**Aim of the exercise**
Reproduce the entries from the line containing "y-tick-label: 300 [98, 134, 132, 157]" through the line containing "data-label: ade [664, 216, 705, 244]", with both of those lines included.

====================

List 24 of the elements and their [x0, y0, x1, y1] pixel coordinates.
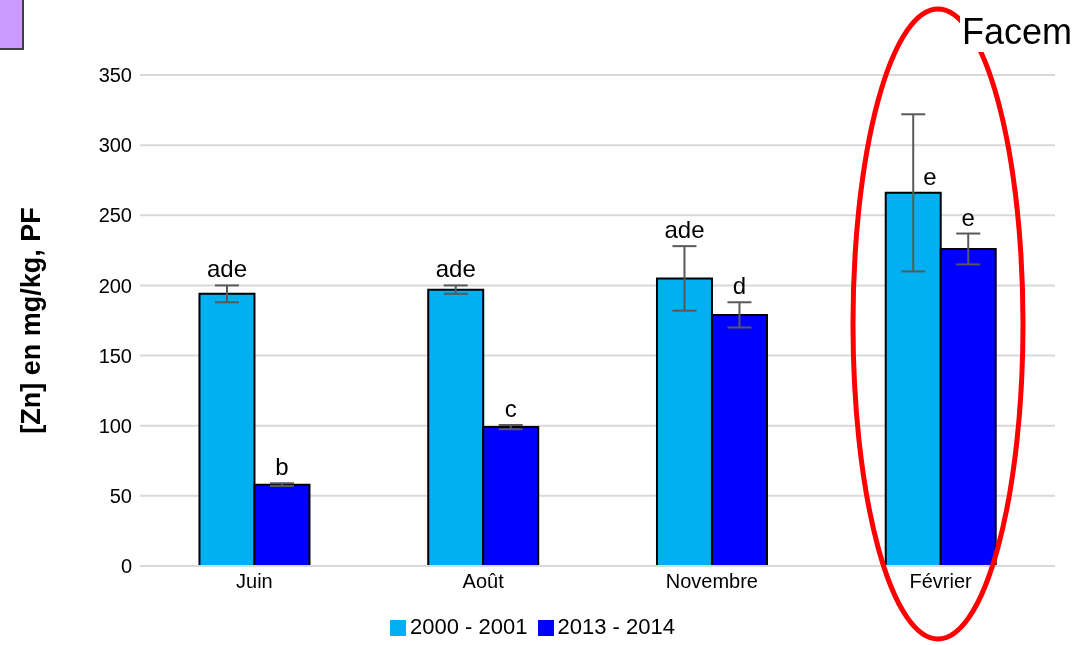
y-tick-label: 300 [98, 134, 132, 157]
y-tick-label: 0 [120, 555, 132, 578]
data-label: c [504, 395, 517, 423]
legend-label: 2013 - 2014 [557, 614, 675, 639]
y-tick-label: 350 [98, 64, 132, 87]
y-tick-label: 150 [98, 344, 132, 367]
data-label: d [732, 272, 747, 300]
data-label: ade [664, 216, 705, 244]
y-axis-title: [Zn] en mg/kg, PF [15, 207, 46, 434]
data-label: e [961, 203, 975, 231]
y-tick-label: 100 [98, 414, 132, 437]
x-tick-label: Novembre [665, 570, 759, 593]
x-tick-label: Février [909, 570, 973, 593]
data-label: e [923, 162, 937, 190]
y-tick-label: 50 [109, 484, 132, 507]
x-tick-label: Août [462, 570, 505, 593]
data-label: ade [435, 255, 476, 283]
y-tick-label: 250 [98, 204, 132, 227]
legend-label: 2000 - 2001 [410, 614, 528, 639]
data-label: b [275, 453, 289, 481]
y-tick-label: 200 [98, 274, 132, 297]
data-label: ade [206, 255, 247, 283]
text: Facem [960, 11, 1075, 52]
x-tick-label: Juin [236, 570, 273, 593]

====================

**Complete answer**
y-tick-label: 300 [98, 134, 132, 157]
y-tick-label: 0 [120, 555, 132, 578]
data-label: c [504, 395, 517, 423]
legend-label: 2013 - 2014 [557, 614, 675, 639]
y-tick-label: 350 [98, 64, 132, 87]
y-tick-label: 150 [98, 344, 132, 367]
data-label: d [732, 272, 747, 300]
data-label: ade [664, 216, 705, 244]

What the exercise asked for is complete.